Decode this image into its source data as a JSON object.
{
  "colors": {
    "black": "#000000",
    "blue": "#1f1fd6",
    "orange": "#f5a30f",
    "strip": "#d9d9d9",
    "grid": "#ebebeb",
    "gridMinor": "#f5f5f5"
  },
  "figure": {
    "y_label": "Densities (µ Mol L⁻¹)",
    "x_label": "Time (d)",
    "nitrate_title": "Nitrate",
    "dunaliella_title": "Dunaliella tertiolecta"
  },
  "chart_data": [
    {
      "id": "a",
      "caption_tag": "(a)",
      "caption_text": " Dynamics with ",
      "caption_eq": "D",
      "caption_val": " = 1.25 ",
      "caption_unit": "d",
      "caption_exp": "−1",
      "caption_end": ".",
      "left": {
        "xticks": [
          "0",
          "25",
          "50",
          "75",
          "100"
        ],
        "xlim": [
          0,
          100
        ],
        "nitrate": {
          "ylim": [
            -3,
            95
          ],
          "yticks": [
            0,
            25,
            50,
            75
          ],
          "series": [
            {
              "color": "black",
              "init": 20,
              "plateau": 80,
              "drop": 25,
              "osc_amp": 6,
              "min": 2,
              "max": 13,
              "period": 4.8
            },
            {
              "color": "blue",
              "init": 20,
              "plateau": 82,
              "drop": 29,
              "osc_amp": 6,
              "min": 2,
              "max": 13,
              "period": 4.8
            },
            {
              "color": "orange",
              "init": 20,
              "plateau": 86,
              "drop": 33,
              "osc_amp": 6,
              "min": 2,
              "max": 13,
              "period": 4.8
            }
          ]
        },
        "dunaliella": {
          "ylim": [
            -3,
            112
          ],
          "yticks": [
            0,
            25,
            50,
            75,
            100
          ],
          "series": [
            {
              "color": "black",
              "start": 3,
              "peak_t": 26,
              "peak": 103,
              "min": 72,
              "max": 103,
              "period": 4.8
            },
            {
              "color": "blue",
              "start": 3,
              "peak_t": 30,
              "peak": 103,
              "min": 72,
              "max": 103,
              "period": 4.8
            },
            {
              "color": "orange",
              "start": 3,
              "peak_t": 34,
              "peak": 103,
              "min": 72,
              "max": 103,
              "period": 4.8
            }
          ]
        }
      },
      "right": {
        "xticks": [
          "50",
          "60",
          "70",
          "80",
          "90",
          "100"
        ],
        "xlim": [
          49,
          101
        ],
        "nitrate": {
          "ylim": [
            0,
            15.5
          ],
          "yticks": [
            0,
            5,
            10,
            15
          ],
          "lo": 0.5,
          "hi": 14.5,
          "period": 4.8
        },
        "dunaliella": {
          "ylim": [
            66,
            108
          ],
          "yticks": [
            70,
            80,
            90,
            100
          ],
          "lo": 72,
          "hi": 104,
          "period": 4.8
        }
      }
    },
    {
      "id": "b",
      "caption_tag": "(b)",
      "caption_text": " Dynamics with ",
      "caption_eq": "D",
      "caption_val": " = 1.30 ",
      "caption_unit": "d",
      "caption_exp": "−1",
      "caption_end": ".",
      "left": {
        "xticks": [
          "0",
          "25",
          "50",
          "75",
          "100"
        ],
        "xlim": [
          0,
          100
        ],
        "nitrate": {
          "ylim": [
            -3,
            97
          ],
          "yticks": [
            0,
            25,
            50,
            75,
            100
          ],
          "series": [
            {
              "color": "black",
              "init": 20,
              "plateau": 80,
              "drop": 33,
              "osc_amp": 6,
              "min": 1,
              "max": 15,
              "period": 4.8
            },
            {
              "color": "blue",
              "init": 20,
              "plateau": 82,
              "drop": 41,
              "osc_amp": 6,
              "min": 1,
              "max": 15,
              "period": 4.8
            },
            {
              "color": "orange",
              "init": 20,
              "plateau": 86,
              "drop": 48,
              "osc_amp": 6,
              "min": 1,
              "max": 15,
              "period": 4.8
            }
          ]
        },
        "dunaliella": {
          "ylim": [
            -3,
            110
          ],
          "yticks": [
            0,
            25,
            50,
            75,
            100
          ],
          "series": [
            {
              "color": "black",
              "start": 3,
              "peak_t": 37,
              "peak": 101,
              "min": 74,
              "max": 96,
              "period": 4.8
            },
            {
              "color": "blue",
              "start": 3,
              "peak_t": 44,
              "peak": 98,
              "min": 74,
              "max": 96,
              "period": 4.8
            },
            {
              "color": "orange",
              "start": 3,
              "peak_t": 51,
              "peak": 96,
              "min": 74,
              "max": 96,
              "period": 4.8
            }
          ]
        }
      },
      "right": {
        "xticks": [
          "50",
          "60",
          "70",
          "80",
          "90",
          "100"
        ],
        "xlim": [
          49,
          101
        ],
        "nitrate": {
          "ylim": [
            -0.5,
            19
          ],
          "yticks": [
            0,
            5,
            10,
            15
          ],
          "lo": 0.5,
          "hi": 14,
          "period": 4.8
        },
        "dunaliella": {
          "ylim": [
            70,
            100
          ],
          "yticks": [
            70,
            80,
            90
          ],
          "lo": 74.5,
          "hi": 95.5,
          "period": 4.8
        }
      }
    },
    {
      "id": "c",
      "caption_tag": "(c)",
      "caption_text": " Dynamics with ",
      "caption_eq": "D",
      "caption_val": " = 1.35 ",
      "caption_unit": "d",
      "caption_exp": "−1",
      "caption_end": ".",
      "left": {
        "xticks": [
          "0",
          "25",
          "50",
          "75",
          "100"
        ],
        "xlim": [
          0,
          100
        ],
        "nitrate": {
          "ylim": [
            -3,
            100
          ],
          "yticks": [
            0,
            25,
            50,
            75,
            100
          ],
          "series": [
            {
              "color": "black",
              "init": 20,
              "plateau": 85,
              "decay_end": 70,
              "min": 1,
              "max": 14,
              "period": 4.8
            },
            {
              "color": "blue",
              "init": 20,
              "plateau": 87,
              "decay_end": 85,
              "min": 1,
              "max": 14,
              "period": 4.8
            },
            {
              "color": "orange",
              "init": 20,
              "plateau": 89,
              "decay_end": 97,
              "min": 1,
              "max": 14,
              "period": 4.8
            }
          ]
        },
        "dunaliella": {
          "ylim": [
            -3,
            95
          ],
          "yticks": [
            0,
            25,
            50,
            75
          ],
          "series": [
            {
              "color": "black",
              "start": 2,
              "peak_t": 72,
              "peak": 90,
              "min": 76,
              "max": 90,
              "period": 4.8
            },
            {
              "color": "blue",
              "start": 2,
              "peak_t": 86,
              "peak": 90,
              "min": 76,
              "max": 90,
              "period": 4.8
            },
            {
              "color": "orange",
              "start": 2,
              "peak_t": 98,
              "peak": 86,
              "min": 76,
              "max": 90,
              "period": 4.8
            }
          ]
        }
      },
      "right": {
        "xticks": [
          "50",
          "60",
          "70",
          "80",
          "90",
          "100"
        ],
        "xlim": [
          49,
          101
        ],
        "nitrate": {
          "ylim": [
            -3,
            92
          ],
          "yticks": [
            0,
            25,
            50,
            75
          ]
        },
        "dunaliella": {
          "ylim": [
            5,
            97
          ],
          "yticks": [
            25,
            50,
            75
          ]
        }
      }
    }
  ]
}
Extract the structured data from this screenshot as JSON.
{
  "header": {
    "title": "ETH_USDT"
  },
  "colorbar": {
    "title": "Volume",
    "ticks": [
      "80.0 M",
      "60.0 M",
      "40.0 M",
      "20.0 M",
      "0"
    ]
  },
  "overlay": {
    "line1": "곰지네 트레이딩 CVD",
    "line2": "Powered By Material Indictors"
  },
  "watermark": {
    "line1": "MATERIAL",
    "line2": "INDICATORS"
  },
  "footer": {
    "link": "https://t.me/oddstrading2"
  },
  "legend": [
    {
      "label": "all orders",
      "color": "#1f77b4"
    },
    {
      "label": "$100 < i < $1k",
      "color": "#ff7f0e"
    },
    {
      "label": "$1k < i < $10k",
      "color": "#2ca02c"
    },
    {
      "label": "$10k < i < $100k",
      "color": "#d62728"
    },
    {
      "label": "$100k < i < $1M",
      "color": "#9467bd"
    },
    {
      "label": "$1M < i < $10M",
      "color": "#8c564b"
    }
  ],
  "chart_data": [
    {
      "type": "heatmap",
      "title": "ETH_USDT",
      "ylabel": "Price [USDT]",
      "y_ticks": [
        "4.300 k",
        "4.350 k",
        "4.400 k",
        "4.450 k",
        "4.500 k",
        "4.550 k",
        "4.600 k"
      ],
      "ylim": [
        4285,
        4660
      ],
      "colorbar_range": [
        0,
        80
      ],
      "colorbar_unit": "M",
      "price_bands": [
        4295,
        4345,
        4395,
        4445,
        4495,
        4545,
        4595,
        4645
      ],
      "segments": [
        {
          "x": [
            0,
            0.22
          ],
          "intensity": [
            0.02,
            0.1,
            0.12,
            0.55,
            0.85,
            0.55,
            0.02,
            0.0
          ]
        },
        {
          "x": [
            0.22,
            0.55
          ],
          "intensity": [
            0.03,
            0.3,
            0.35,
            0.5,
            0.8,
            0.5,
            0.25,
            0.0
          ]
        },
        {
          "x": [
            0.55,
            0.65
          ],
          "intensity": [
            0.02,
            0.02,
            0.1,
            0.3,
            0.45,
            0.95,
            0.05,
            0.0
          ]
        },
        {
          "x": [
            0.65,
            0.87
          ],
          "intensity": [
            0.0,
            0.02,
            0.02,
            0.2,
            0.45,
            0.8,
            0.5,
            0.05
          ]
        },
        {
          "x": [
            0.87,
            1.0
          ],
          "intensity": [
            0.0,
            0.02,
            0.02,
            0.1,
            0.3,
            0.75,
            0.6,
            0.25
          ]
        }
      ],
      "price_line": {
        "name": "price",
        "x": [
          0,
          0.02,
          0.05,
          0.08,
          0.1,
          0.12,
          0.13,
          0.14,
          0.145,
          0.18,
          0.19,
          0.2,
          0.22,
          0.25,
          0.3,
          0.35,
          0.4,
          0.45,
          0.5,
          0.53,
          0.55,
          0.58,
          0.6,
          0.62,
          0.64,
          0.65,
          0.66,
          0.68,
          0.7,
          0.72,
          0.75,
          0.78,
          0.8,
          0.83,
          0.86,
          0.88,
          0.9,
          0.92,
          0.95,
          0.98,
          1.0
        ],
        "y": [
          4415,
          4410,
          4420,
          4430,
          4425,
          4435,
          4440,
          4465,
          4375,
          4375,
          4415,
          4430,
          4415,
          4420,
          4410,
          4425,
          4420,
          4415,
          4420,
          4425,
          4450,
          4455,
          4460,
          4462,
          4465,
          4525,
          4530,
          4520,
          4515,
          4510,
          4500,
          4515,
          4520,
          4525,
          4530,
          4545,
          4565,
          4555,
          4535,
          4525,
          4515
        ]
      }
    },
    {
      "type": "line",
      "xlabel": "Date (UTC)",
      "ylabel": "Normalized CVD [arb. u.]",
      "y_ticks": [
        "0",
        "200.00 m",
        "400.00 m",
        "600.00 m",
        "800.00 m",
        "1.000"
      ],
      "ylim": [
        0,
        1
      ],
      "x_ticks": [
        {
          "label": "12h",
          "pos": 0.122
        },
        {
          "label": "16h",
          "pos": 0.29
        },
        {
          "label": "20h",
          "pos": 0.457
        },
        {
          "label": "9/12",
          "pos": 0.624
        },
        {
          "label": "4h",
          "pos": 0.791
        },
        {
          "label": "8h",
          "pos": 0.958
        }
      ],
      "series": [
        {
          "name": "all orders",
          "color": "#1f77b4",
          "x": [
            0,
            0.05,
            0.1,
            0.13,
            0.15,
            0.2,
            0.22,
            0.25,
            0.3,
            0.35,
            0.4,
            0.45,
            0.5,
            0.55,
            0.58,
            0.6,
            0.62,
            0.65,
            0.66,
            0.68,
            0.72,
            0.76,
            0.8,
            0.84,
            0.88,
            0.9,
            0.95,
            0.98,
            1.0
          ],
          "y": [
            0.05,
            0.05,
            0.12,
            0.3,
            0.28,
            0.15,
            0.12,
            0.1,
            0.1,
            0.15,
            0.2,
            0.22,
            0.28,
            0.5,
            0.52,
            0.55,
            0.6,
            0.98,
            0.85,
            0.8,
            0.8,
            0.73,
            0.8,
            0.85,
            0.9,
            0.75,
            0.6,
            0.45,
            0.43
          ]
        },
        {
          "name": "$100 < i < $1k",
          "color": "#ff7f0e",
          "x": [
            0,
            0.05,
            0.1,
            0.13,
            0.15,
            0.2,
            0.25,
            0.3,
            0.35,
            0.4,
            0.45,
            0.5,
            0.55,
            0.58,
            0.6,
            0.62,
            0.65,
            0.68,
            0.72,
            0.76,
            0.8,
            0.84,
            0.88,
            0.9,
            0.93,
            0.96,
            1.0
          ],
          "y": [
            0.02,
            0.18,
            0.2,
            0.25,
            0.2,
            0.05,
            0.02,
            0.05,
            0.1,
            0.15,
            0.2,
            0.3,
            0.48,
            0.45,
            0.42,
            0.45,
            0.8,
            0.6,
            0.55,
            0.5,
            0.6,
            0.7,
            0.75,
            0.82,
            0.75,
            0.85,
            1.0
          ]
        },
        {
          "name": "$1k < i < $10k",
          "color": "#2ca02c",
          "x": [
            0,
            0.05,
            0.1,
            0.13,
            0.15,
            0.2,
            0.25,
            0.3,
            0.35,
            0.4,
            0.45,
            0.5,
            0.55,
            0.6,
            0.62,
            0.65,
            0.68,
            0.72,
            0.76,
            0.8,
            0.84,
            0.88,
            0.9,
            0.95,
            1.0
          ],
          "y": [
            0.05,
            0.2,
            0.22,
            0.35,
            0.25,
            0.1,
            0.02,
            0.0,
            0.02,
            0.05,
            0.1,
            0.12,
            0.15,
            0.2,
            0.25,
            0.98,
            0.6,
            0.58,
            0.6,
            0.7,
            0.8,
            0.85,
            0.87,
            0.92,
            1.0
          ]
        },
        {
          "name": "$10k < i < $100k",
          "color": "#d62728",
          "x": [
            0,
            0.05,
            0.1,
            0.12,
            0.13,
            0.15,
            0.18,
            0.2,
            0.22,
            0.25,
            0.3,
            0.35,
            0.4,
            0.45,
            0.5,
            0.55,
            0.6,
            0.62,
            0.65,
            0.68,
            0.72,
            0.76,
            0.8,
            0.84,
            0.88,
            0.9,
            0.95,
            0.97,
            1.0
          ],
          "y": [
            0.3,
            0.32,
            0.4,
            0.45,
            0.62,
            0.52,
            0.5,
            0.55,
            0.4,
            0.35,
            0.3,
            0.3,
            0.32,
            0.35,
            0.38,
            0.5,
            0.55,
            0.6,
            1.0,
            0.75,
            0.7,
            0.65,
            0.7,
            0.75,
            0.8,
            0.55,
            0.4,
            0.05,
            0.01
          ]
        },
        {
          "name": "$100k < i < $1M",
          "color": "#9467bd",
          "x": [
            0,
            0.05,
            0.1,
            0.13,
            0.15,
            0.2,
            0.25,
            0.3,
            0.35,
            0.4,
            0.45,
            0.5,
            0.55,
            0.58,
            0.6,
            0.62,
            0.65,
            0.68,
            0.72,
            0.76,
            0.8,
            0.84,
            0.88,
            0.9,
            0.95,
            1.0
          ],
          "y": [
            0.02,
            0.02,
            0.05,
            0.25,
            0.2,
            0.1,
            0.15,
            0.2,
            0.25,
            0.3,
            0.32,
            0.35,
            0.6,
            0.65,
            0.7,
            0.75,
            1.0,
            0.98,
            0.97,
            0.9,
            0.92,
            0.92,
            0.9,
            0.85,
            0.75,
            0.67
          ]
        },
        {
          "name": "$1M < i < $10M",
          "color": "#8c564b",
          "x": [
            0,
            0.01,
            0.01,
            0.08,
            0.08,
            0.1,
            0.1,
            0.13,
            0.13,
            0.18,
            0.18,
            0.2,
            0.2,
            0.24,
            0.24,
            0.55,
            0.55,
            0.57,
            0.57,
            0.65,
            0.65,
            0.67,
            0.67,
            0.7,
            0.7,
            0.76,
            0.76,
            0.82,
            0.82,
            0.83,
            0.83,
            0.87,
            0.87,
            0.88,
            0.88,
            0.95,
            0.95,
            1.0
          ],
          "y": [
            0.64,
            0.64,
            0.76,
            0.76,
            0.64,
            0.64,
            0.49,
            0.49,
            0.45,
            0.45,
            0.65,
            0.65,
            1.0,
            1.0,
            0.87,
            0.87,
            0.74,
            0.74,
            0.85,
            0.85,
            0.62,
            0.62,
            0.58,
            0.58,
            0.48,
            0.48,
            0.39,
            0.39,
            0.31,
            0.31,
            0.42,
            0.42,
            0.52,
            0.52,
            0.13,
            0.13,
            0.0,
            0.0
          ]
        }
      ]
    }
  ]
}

- - -

• TO DO: Pick out the lines containing the string "JSON" and show them.

• SOLUTION FOR THIS TASK:
Decode this image into its source data as a JSON object.
Extract the structured data from this screenshot as JSON.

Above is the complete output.